→ Work to complete: Can you transcribe every entry word for word, skipping the images?

→ Listing:
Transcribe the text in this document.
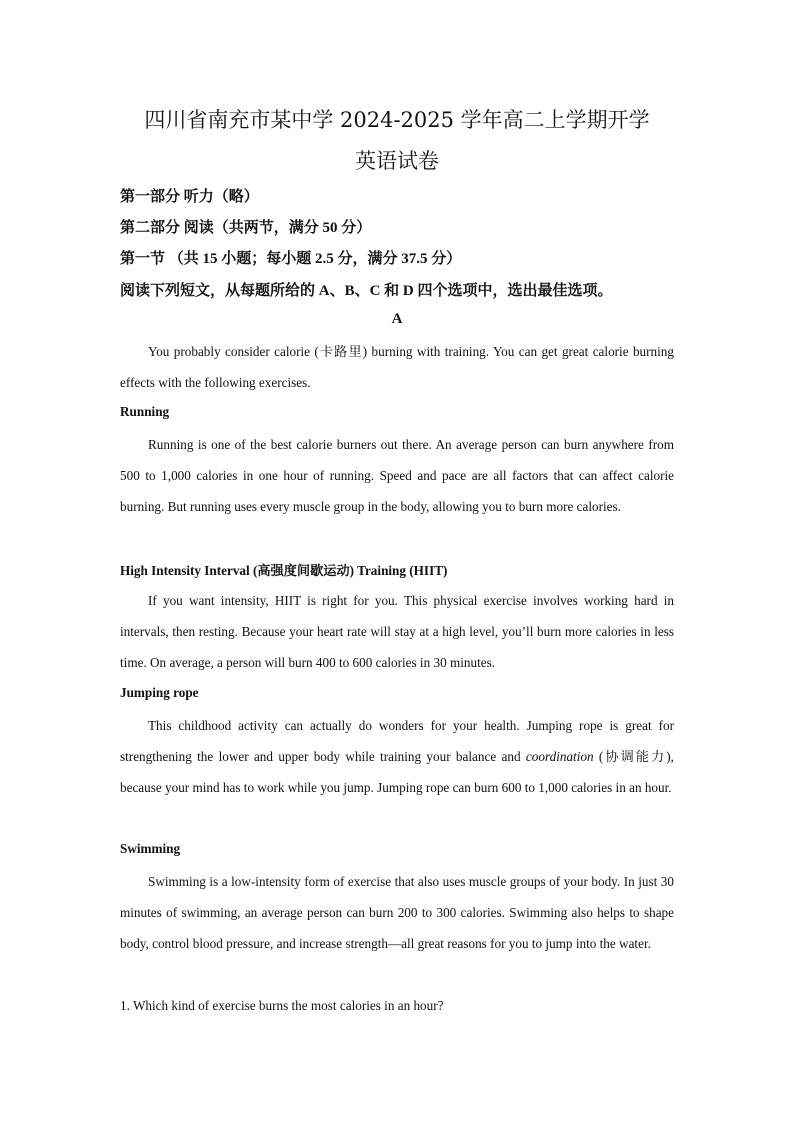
四川省南充市某中学 2024-2025 学年高二上学期开学
英语试卷
第一部分 听力（略）
第二部分 阅读（共两节，满分 50 分）
第一节 （共 15 小题；每小题 2.5 分，满分 37.5 分）
阅读下列短文，从每题所给的 A、B、C 和 D 四个选项中，选出最佳选项。
A

You probably consider calorie (卡路里) burning with training. You can get great calorie burning effects with the following exercises.

Running

Running is one of the best calorie burners out there. An average person can burn anywhere from 500 to 1,000 calories in one hour of running. Speed and pace are all factors that can affect calorie burning. But running uses every muscle group in the body, allowing you to burn more calories.

High Intensity Interval (高强度间歇运动) Training (HIIT)

If you want intensity, HIIT is right for you. This physical exercise involves working hard in intervals, then resting. Because your heart rate will stay at a high level, you’ll burn more calories in less time. On average, a person will burn 400 to 600 calories in 30 minutes.

Jumping rope

This childhood activity can actually do wonders for your health. Jumping rope is great for strengthening the lower and upper body while training your balance and coordination (协调能力), because your mind has to work while you jump. Jumping rope can burn 600 to 1,000 calories in an hour.

Swimming

Swimming is a low-intensity form of exercise that also uses muscle groups of your body. In just 30 minutes of swimming, an average person can burn 200 to 300 calories. Swimming also helps to shape body, control blood pressure, and increase strength—all great reasons for you to jump into the water.

1. Which kind of exercise burns the most calories in an hour?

→ Solution to the exercise:
Transcribe the text in this document.
四川省南充市某中学 2024-2025 学年高二上学期开学
英语试卷
第一部分 听力（略）
第二部分 阅读（共两节，满分 50 分）
第一节 （共 15 小题；每小题 2.5 分，满分 37.5 分）
阅读下列短文，从每题所给的 A、B、C 和 D 四个选项中，选出最佳选项。
A

You probably consider calorie (卡路里) burning with training. You can get great calorie burning effects with the following exercises.

Running

Running is one of the best calorie burners out there. An average person can burn anywhere from 500 to 1,000 calories in one hour of running. Speed and pace are all factors that can affect calorie burning. But running uses every muscle group in the body, allowing you to burn more calories.

High Intensity Interval (高强度间歇运动) Training (HIIT)

If you want intensity, HIIT is right for you. This physical exercise involves working hard in intervals, then resting. Because your heart rate will stay at a high level, you’ll burn more calories in less time. On average, a person will burn 400 to 600 calories in 30 minutes.

Jumping rope

This childhood activity can actually do wonders for your health. Jumping rope is great for strengthening the lower and upper body while training your balance and coordination (协调能力), because your mind has to work while you jump. Jumping rope can burn 600 to 1,000 calories in an hour.

Swimming

Swimming is a low-intensity form of exercise that also uses muscle groups of your body. In just 30 minutes of swimming, an average person can burn 200 to 300 calories. Swimming also helps to shape body, control blood pressure, and increase strength—all great reasons for you to jump into the water.

1. Which kind of exercise burns the most calories in an hour?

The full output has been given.